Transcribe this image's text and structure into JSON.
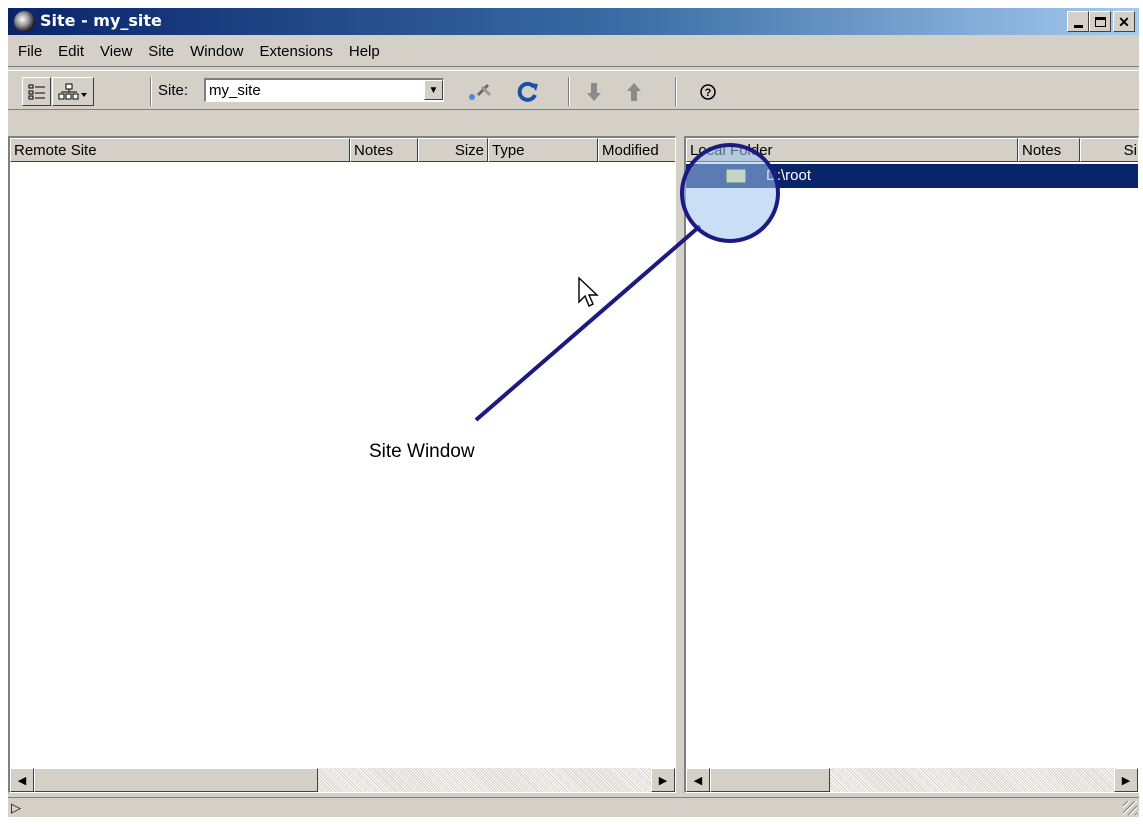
{
  "window": {
    "title": "Site - my_site"
  },
  "menu": {
    "items": [
      "File",
      "Edit",
      "View",
      "Site",
      "Window",
      "Extensions",
      "Help"
    ]
  },
  "toolbar": {
    "site_label": "Site:",
    "site_value": "my_site",
    "icons": [
      "file-view-icon",
      "site-map-icon",
      "connect-icon",
      "refresh-icon",
      "get-icon",
      "put-icon",
      "help-icon"
    ]
  },
  "remote_pane": {
    "columns": [
      "Remote Site",
      "Notes",
      "Size",
      "Type",
      "Modified"
    ]
  },
  "local_pane": {
    "columns": [
      "Local Folder",
      "Notes",
      "Si"
    ],
    "rows": [
      {
        "label": "D:\\root",
        "selected": true
      }
    ]
  },
  "callout": {
    "label": "Site Window"
  },
  "colors": {
    "selection": "#0a246a",
    "callout": "#1a1a80",
    "chrome": "#d4d0c8"
  }
}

(Set problem): The listing above must be printed again exactly, minus its pictures.

(Output of the task):
Transcribe this image's text and structure into JSON.
{
  "window": {
    "title": "Site - my_site"
  },
  "menu": {
    "items": [
      "File",
      "Edit",
      "View",
      "Site",
      "Window",
      "Extensions",
      "Help"
    ]
  },
  "toolbar": {
    "site_label": "Site:",
    "site_value": "my_site",
    "icons": [
      "file-view-icon",
      "site-map-icon",
      "connect-icon",
      "refresh-icon",
      "get-icon",
      "put-icon",
      "help-icon"
    ]
  },
  "remote_pane": {
    "columns": [
      "Remote Site",
      "Notes",
      "Size",
      "Type",
      "Modified"
    ]
  },
  "local_pane": {
    "columns": [
      "Local Folder",
      "Notes",
      "Si"
    ],
    "rows": [
      {
        "label": "D:\\root",
        "selected": true
      }
    ]
  },
  "callout": {
    "label": "Site Window"
  },
  "colors": {
    "selection": "#0a246a",
    "callout": "#1a1a80",
    "chrome": "#d4d0c8"
  }
}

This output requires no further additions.